PROBLEM:
Write the entries out again exactly as they stand, but without the pictures.

Collected data entries

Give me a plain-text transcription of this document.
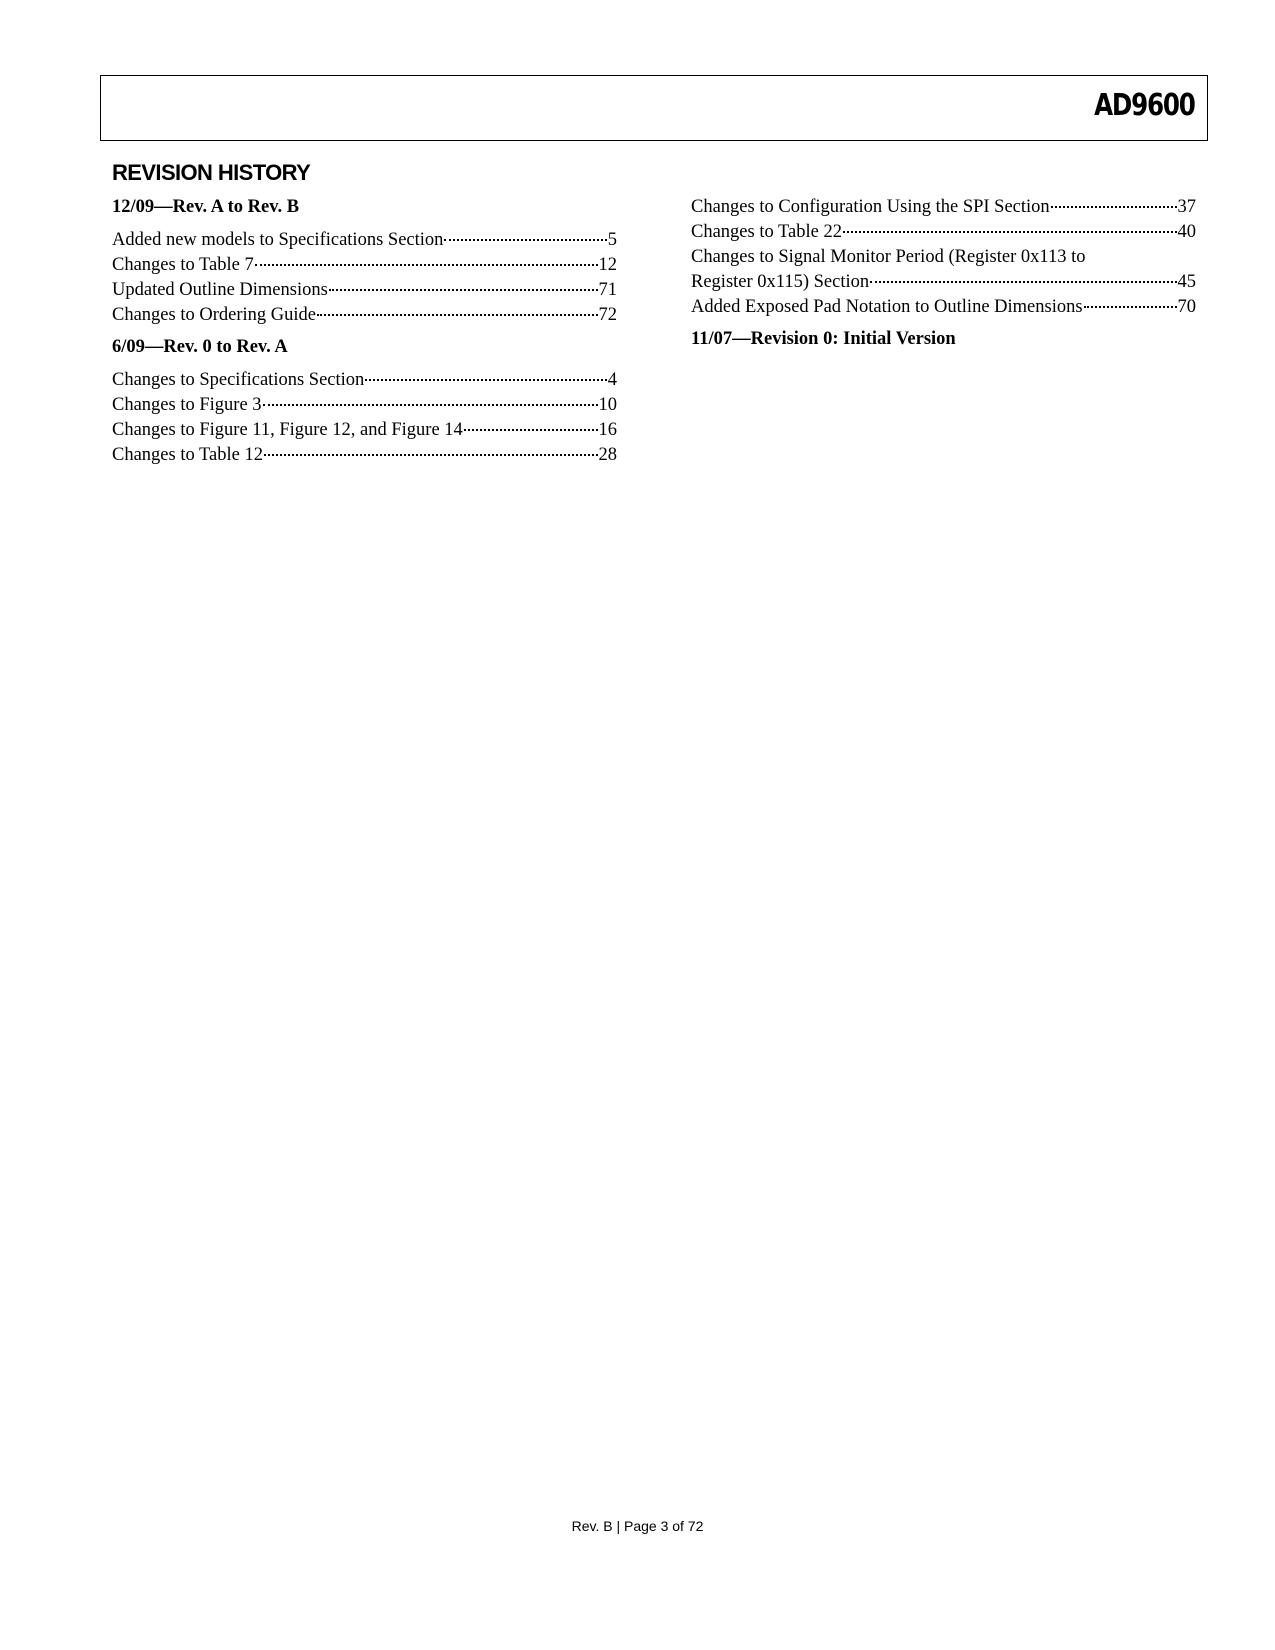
AD9600
REVISION HISTORY
12/09—Rev. A to Rev. B
Added new models to Specifications Section	5
Changes to Table 7	12
Updated Outline Dimensions	71
Changes to Ordering Guide	72
6/09—Rev. 0 to Rev. A
Changes to Specifications Section	4
Changes to Figure 3	10
Changes to Figure 11, Figure 12, and Figure 14	16
Changes to Table 12	28
Changes to Configuration Using the SPI Section	37
Changes to Table 22	40
Changes to Signal Monitor Period (Register 0x113 to
Register 0x115) Section	45
Added Exposed Pad Notation to Outline Dimensions	70
11/07—Revision 0: Initial Version
Rev. B | Page 3 of 72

FULL RESPONSE:
Give me a plain-text transcription of this document.
AD9600
REVISION HISTORY
12/09—Rev. A to Rev. B
Added new models to Specifications Section	5
Changes to Table 7	12
Updated Outline Dimensions	71
Changes to Ordering Guide	72
6/09—Rev. 0 to Rev. A
Changes to Specifications Section	4
Changes to Figure 3	10
Changes to Figure 11, Figure 12, and Figure 14	16
Changes to Table 12	28
Changes to Configuration Using the SPI Section	37
Changes to Table 22	40
Changes to Signal Monitor Period (Register 0x113 to
Register 0x115) Section	45
Added Exposed Pad Notation to Outline Dimensions	70
11/07—Revision 0: Initial Version
Rev. B | Page 3 of 72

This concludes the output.